-- Given problem --
Which lines contain the word "this"? Return each of them as written.

-- Provided records --

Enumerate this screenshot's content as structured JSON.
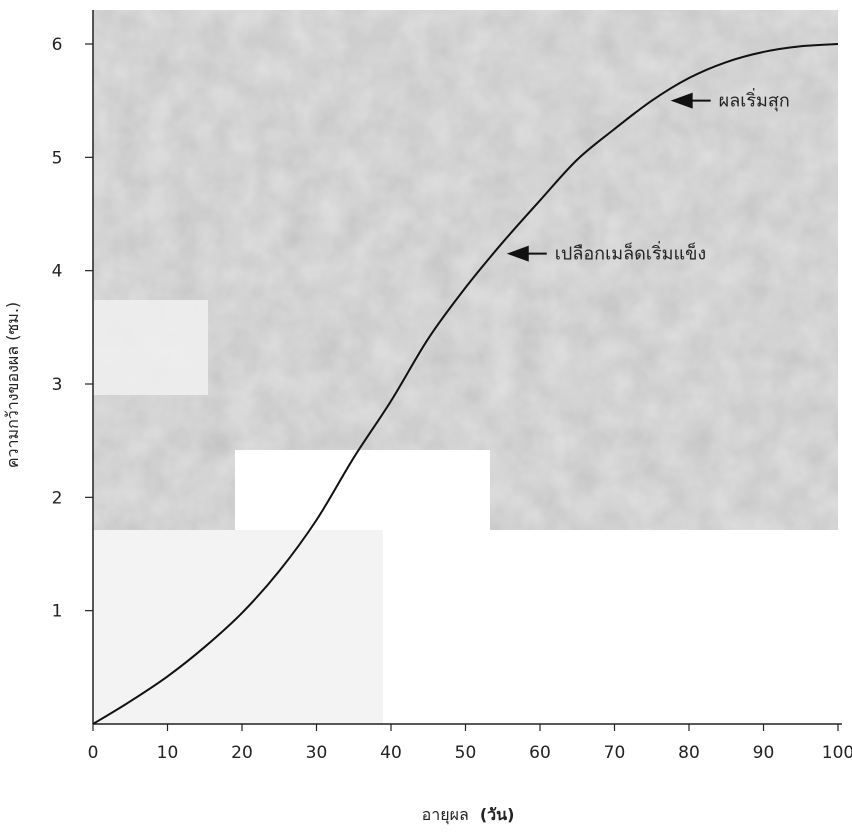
{
  "chart_data": {
    "type": "line",
    "xlabel": "อายุผล",
    "xlabel_unit": "(วัน)",
    "ylabel": "ความกว้างของผล (ซม.)",
    "xlim": [
      0,
      100
    ],
    "ylim": [
      0,
      6
    ],
    "x_ticks": [
      "0",
      "10",
      "20",
      "30",
      "40",
      "50",
      "60",
      "70",
      "80",
      "90",
      "100"
    ],
    "y_ticks": [
      "1",
      "2",
      "3",
      "4",
      "5",
      "6"
    ],
    "grid": false,
    "series": [
      {
        "x": [
          0,
          5,
          10,
          15,
          20,
          25,
          30,
          35,
          40,
          45,
          50,
          55,
          60,
          65,
          70,
          75,
          80,
          85,
          90,
          95,
          100
        ],
        "y": [
          0,
          0.2,
          0.42,
          0.68,
          0.98,
          1.35,
          1.8,
          2.35,
          2.85,
          3.4,
          3.85,
          4.25,
          4.62,
          4.98,
          5.25,
          5.5,
          5.7,
          5.84,
          5.93,
          5.98,
          6.0
        ]
      }
    ],
    "annotations": [
      {
        "text": "ผลเริ่มสุก",
        "x": 77,
        "y": 5.5
      },
      {
        "text": "เปลือกเมล็ดเริ่มแข็ง",
        "x": 55,
        "y": 4.15
      }
    ]
  }
}
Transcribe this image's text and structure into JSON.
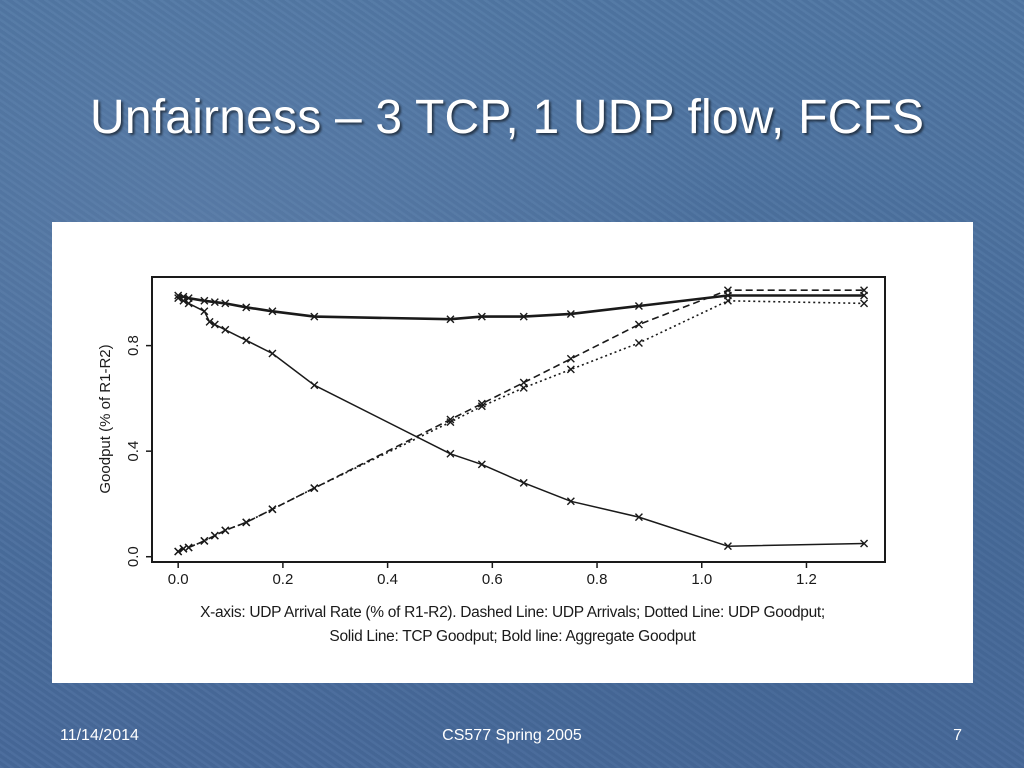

-- Complete output --
Enumerate this screenshot's content as structured JSON.
Transcribe this image's text and structure into JSON.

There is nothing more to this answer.